# Material supplied:
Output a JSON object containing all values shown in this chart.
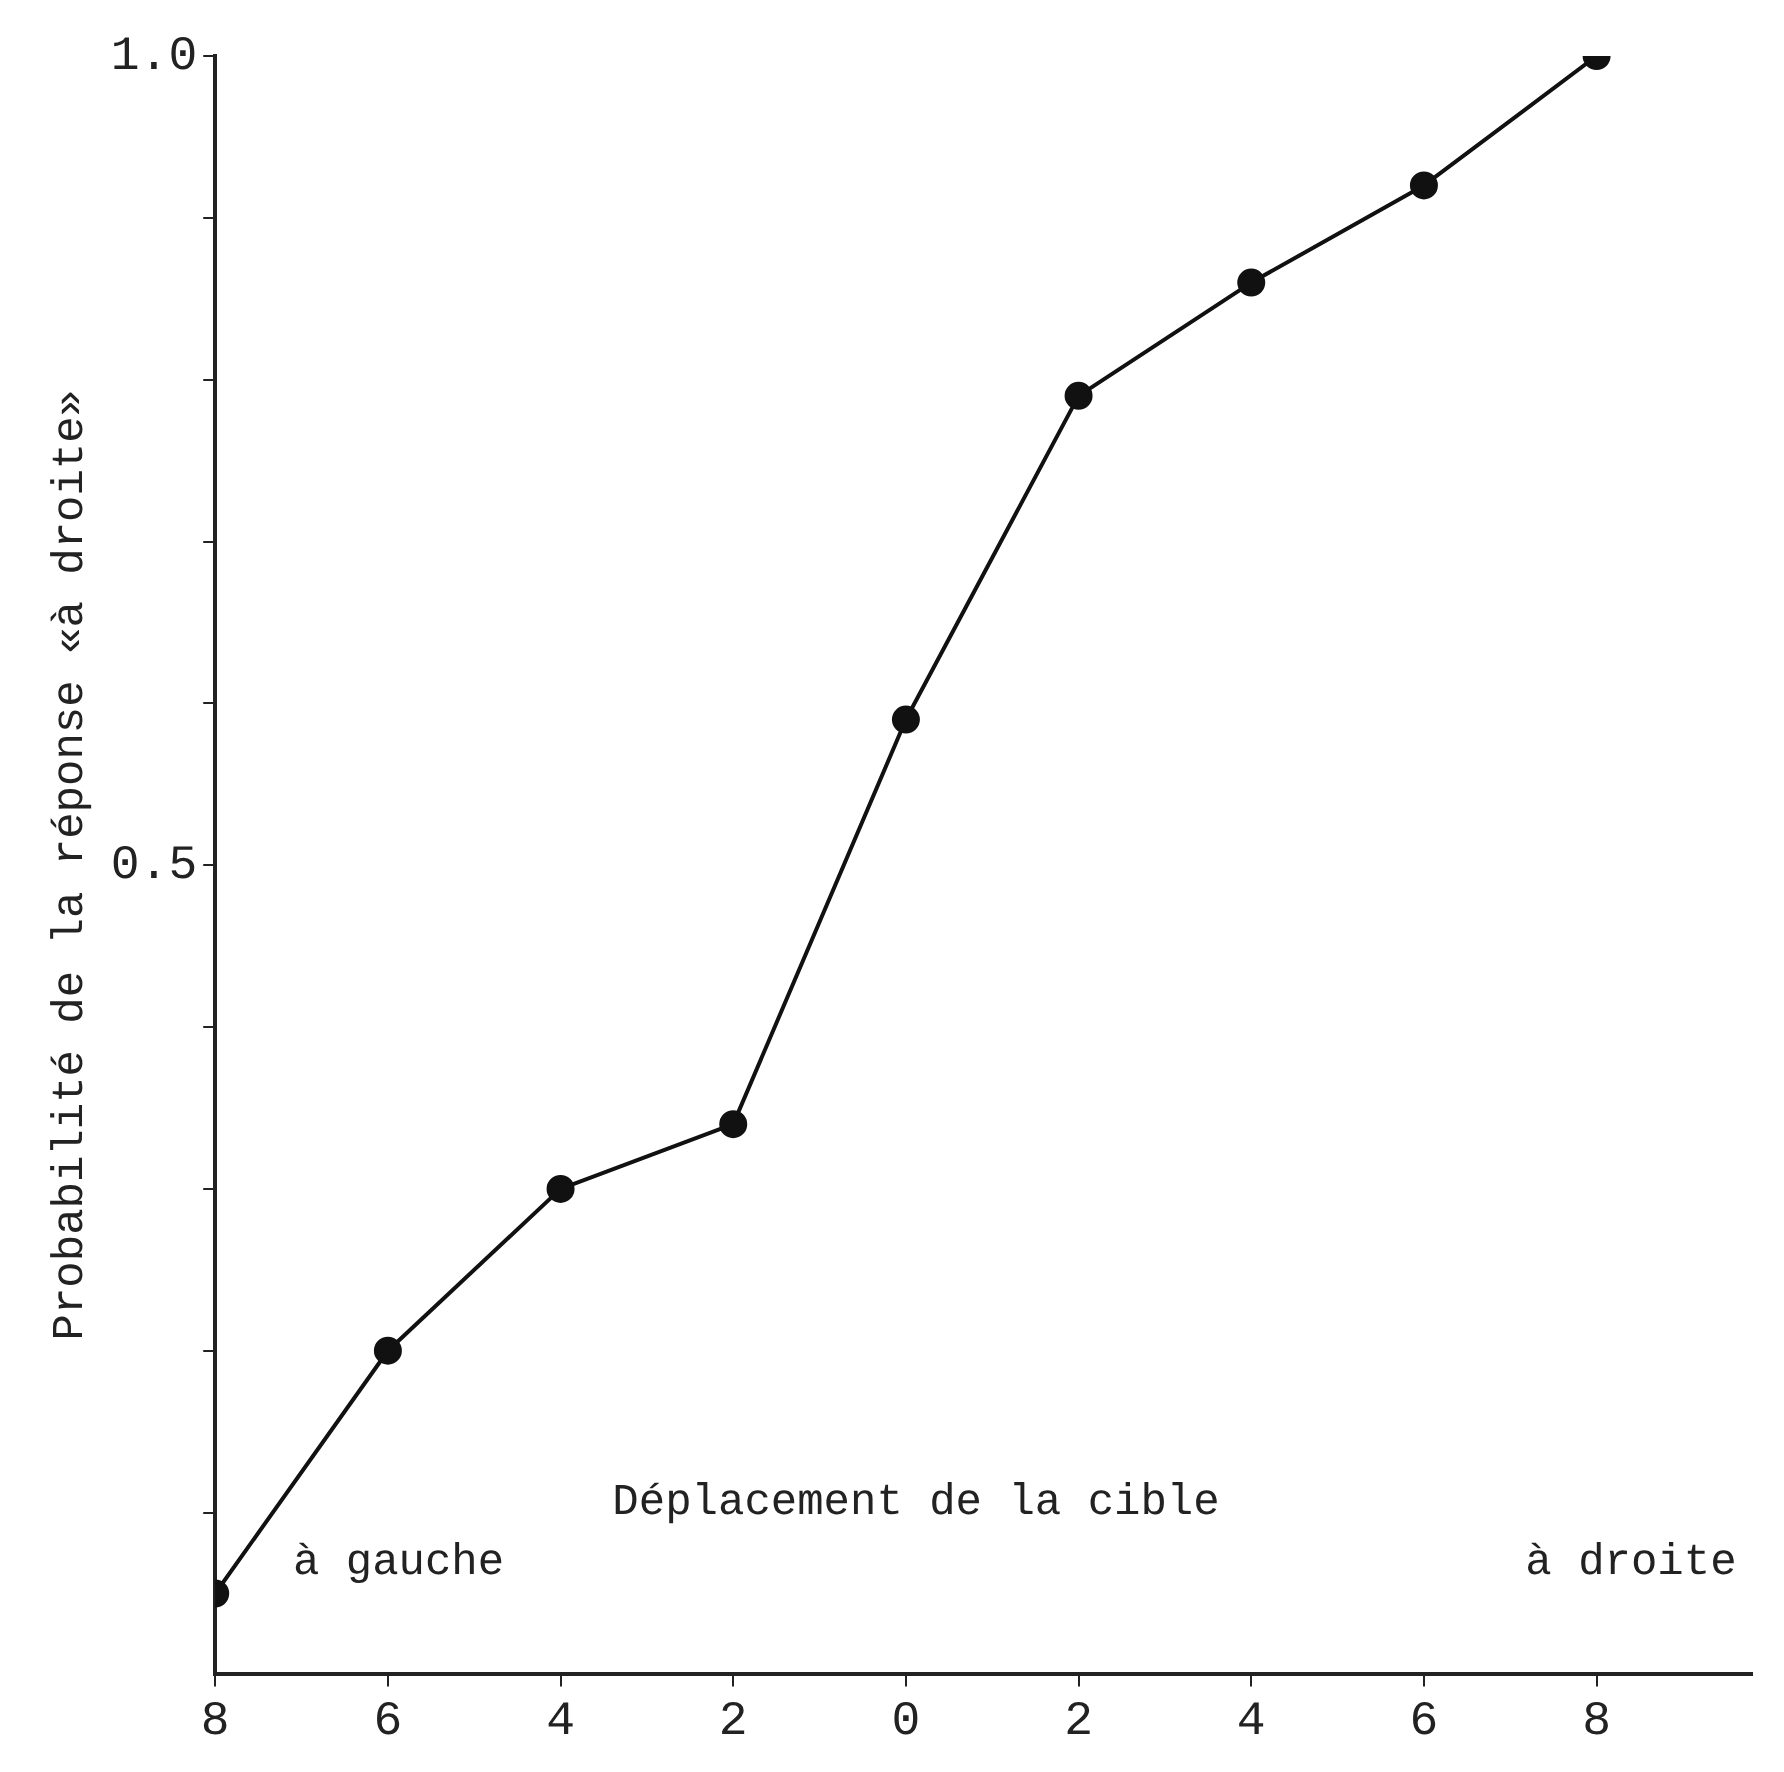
{
  "chart_data": {
    "type": "line",
    "categories": [
      "8",
      "6",
      "4",
      "2",
      "0",
      "2",
      "4",
      "6",
      "8"
    ],
    "series": [
      {
        "color": "#111111",
        "values": [
          0.05,
          0.2,
          0.3,
          0.34,
          0.59,
          0.79,
          0.86,
          0.92,
          1.0
        ]
      }
    ],
    "xlabel": "Déplacement de la cible",
    "ylabel": "Probabilité de la réponse «à droite»",
    "annotations": [
      "à gauche",
      "à droite"
    ],
    "ylim": [
      0,
      1
    ],
    "yticks": [
      {
        "value": 0.1,
        "label": null
      },
      {
        "value": 0.2,
        "label": null
      },
      {
        "value": 0.3,
        "label": null
      },
      {
        "value": 0.4,
        "label": null
      },
      {
        "value": 0.5,
        "label": "0.5"
      },
      {
        "value": 0.6,
        "label": null
      },
      {
        "value": 0.7,
        "label": null
      },
      {
        "value": 0.8,
        "label": null
      },
      {
        "value": 0.9,
        "label": null
      },
      {
        "value": 1.0,
        "label": "1.0"
      }
    ],
    "grid": false,
    "legend": false,
    "marker": "circle",
    "line_style": "solid"
  }
}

# Task directions:
Copy every record above exactly, leaving out the pictures.

# Solution for this problem:
Output a JSON object containing all values shown in this chart.
{
  "chart_data": {
    "type": "line",
    "categories": [
      "8",
      "6",
      "4",
      "2",
      "0",
      "2",
      "4",
      "6",
      "8"
    ],
    "series": [
      {
        "color": "#111111",
        "values": [
          0.05,
          0.2,
          0.3,
          0.34,
          0.59,
          0.79,
          0.86,
          0.92,
          1.0
        ]
      }
    ],
    "xlabel": "Déplacement de la cible",
    "ylabel": "Probabilité de la réponse «à droite»",
    "annotations": [
      "à gauche",
      "à droite"
    ],
    "ylim": [
      0,
      1
    ],
    "yticks": [
      {
        "value": 0.1,
        "label": null
      },
      {
        "value": 0.2,
        "label": null
      },
      {
        "value": 0.3,
        "label": null
      },
      {
        "value": 0.4,
        "label": null
      },
      {
        "value": 0.5,
        "label": "0.5"
      },
      {
        "value": 0.6,
        "label": null
      },
      {
        "value": 0.7,
        "label": null
      },
      {
        "value": 0.8,
        "label": null
      },
      {
        "value": 0.9,
        "label": null
      },
      {
        "value": 1.0,
        "label": "1.0"
      }
    ],
    "grid": false,
    "legend": false,
    "marker": "circle",
    "line_style": "solid"
  }
}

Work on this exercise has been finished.